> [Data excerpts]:

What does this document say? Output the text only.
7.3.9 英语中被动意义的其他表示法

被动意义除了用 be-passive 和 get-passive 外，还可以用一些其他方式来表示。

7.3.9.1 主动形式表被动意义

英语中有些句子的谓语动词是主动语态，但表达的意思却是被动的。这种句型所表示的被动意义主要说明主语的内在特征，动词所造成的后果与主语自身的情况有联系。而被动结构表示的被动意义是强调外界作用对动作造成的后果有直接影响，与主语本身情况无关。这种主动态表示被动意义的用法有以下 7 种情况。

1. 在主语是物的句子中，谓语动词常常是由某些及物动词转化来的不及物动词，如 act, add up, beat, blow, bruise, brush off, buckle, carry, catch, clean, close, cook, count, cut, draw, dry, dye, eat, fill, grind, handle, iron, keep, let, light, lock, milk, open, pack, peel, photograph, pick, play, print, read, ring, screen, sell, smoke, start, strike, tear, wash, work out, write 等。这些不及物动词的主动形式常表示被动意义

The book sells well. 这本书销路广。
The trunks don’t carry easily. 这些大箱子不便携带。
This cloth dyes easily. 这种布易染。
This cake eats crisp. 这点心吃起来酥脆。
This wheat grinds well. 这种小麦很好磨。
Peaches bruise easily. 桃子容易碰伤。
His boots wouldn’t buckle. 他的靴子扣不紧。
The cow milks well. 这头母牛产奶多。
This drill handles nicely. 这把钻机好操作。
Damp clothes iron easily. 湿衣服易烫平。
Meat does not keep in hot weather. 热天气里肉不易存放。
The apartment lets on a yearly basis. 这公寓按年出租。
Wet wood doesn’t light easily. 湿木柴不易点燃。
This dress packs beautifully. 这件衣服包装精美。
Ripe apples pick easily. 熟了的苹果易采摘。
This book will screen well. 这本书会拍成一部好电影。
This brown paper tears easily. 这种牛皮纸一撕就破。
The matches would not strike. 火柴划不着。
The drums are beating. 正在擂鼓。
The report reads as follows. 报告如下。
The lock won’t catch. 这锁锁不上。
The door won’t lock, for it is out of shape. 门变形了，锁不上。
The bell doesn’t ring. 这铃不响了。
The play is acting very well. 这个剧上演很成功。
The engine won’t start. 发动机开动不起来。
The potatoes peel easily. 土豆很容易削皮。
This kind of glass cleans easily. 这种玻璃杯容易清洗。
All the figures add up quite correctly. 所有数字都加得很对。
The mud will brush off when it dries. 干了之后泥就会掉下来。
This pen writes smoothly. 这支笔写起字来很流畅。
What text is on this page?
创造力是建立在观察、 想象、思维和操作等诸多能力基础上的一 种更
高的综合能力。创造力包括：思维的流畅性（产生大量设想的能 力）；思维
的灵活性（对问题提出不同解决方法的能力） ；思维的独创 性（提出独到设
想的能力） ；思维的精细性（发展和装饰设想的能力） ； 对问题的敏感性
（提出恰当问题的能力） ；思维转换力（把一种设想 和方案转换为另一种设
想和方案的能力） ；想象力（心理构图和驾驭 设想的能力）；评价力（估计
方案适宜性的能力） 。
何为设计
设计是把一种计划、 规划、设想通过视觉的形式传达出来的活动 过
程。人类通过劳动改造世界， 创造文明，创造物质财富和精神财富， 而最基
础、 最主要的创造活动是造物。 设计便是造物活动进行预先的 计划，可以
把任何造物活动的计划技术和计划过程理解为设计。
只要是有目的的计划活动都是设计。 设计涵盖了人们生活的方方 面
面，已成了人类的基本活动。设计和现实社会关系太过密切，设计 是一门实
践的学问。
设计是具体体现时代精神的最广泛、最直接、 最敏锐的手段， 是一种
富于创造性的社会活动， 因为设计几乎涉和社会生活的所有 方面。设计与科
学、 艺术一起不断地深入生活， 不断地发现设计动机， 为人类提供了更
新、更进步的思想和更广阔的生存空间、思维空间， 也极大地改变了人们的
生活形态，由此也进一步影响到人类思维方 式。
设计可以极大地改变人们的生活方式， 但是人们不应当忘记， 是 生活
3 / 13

> [Given task]: Your task is to list each line of the records with the word "keep".

> [Output for this exercise]:
1. 在主语是物的句子中，谓语动词常常是由某些及物动词转化来的不及物动词，如 act, add up, beat, blow, bruise, brush off, buckle, carry, catch, clean, close, cook, count, cut, draw, dry, dye, eat, fill, grind, handle, iron, keep, let, light, lock, milk, open, pack, peel, photograph, pick, play, print, read, ring, screen, sell, smoke, start, strike, tear, wash, work out, write 等。这些不及物动词的主动形式常表示被动意义
Meat does not keep in hot weather. 热天气里肉不易存放。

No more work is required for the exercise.